▶ [GOAL OF THE EXERCISE]: Write out the entries below word for word, beginning with the line containing "y-tick-label: 0.4 (68, 351, 92, 369)" and ending with the line containing "y-tick-label: 0.2 (68, 411, 92, 429)", both lines included.

[Begin RECORD SET]

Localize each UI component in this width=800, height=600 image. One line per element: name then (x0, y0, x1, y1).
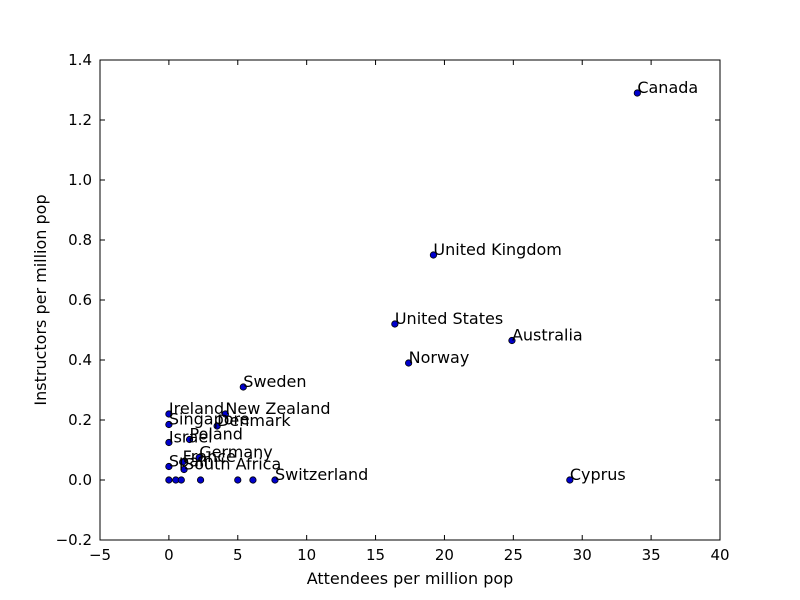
y-tick-label: 0.4 (68, 351, 92, 369)
data-label: Norway (409, 348, 470, 367)
data-label: Israel (169, 428, 213, 447)
x-tick-label: 35 (642, 546, 661, 564)
data-point (221, 410, 229, 418)
data-point (234, 476, 242, 484)
data-label: France (183, 447, 236, 466)
axis-ticks: −5 0 5 10 15 20 25 30 35 40 −0.2 0.0 0.2 0.4 0.6 0.8 1.0… (56, 51, 730, 564)
data-point (271, 476, 279, 484)
data-point (165, 420, 173, 429)
y-tick-label: 1.0 (68, 171, 92, 189)
data-label: Canada (637, 78, 698, 97)
x-axis-label: Attendees per million pop (307, 569, 514, 588)
x-tick-label: 20 (435, 546, 454, 564)
data-label: Cyprus (570, 465, 626, 484)
x-tick-label: 30 (573, 546, 592, 564)
y-tick-label: 0.0 (68, 471, 92, 489)
data-point (429, 251, 438, 259)
data-point (391, 320, 399, 328)
data-label: New Zealand (225, 399, 330, 418)
data-label: Ireland (169, 399, 224, 418)
y-axis-label: Instructors per million pop (31, 194, 50, 405)
data-label: Poland (190, 425, 243, 444)
data-point (249, 476, 257, 484)
data-labels: Canada United Kingdom United States Austral… (169, 78, 698, 484)
data-points (165, 89, 641, 484)
x-tick-label: 0 (164, 546, 174, 564)
data-point (239, 383, 247, 391)
x-tick-label: 40 (710, 546, 729, 564)
y-tick-label: 1.2 (68, 111, 92, 129)
data-point (177, 476, 185, 484)
data-label: United States (395, 309, 503, 328)
data-point (196, 476, 205, 484)
data-point (566, 476, 574, 484)
data-label: United Kingdom (433, 240, 561, 259)
data-point (165, 462, 173, 471)
y-tick-label: −0.2 (56, 531, 92, 549)
data-label: Denmark (217, 411, 291, 430)
data-point (195, 453, 203, 462)
plot-area (99, 59, 721, 541)
data-point (633, 89, 641, 97)
data-label: Singapore (169, 410, 250, 429)
data-point (405, 359, 413, 367)
data-point (180, 465, 188, 474)
data-label: Spain (169, 452, 214, 471)
y-tick-label: 1.4 (68, 51, 92, 69)
data-label: Germany (199, 443, 273, 462)
x-tick-label: 5 (233, 546, 243, 564)
x-tick-label: 25 (504, 546, 523, 564)
data-label: Sweden (243, 372, 306, 391)
data-label: South Africa (184, 455, 281, 474)
data-label: Switzerland (275, 465, 368, 484)
data-point (179, 458, 187, 466)
data-point (213, 422, 221, 430)
y-tick-label: 0.2 (68, 411, 92, 429)
x-tick-label: 10 (297, 546, 316, 564)
y-tick-label: 0.8 (68, 231, 92, 249)
data-point (165, 438, 173, 447)
x-tick-label: 15 (366, 546, 385, 564)
y-tick-label: 0.6 (68, 291, 92, 309)
data-point (508, 336, 516, 345)
data-point (165, 476, 173, 484)
data-point (185, 435, 194, 444)
data-label: Australia (512, 326, 583, 345)
data-point (165, 410, 173, 418)
x-tick-label: −5 (89, 546, 111, 564)
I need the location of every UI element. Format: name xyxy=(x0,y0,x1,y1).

[End RECORD SET]

▶ [ANSWER TO THE PROBLEM]:
y-tick-label: 0.4 (68, 351, 92, 369)
data-label: Norway (409, 348, 470, 367)
data-label: Israel (169, 428, 213, 447)
x-tick-label: 35 (642, 546, 661, 564)
data-point (221, 410, 229, 418)
data-point (234, 476, 242, 484)
data-label: France (183, 447, 236, 466)
axis-ticks: −5 0 5 10 15 20 25 30 35 40 −0.2 0.0 0.2 0.4 0.6 0.8 1.0… (56, 51, 730, 564)
data-point (271, 476, 279, 484)
data-point (165, 420, 173, 429)
y-tick-label: 1.0 (68, 171, 92, 189)
data-label: Canada (637, 78, 698, 97)
x-axis-label: Attendees per million pop (307, 569, 514, 588)
x-tick-label: 20 (435, 546, 454, 564)
data-label: Cyprus (570, 465, 626, 484)
x-tick-label: 30 (573, 546, 592, 564)
y-tick-label: 0.0 (68, 471, 92, 489)
data-point (429, 251, 438, 259)
data-point (391, 320, 399, 328)
data-label: New Zealand (225, 399, 330, 418)
data-label: Ireland (169, 399, 224, 418)
y-axis-label: Instructors per million pop (31, 194, 50, 405)
data-label: Poland (190, 425, 243, 444)
data-point (249, 476, 257, 484)
data-labels: Canada United Kingdom United States Austral… (169, 78, 698, 484)
data-points (165, 89, 641, 484)
x-tick-label: 0 (164, 546, 174, 564)
data-point (239, 383, 247, 391)
x-tick-label: 40 (710, 546, 729, 564)
y-tick-label: 1.2 (68, 111, 92, 129)
data-point (177, 476, 185, 484)
data-label: United States (395, 309, 503, 328)
data-point (196, 476, 205, 484)
data-point (566, 476, 574, 484)
data-label: United Kingdom (433, 240, 561, 259)
data-point (165, 462, 173, 471)
y-tick-label: −0.2 (56, 531, 92, 549)
data-label: Denmark (217, 411, 291, 430)
data-point (195, 453, 203, 462)
plot-area (99, 59, 721, 541)
data-point (633, 89, 641, 97)
data-label: Singapore (169, 410, 250, 429)
data-point (405, 359, 413, 367)
data-point (180, 465, 188, 474)
data-label: Spain (169, 452, 214, 471)
y-tick-label: 1.4 (68, 51, 92, 69)
data-label: Germany (199, 443, 273, 462)
x-tick-label: 5 (233, 546, 243, 564)
x-tick-label: 25 (504, 546, 523, 564)
data-label: Sweden (243, 372, 306, 391)
data-label: South Africa (184, 455, 281, 474)
data-label: Switzerland (275, 465, 368, 484)
data-point (179, 458, 187, 466)
data-point (213, 422, 221, 430)
y-tick-label: 0.2 (68, 411, 92, 429)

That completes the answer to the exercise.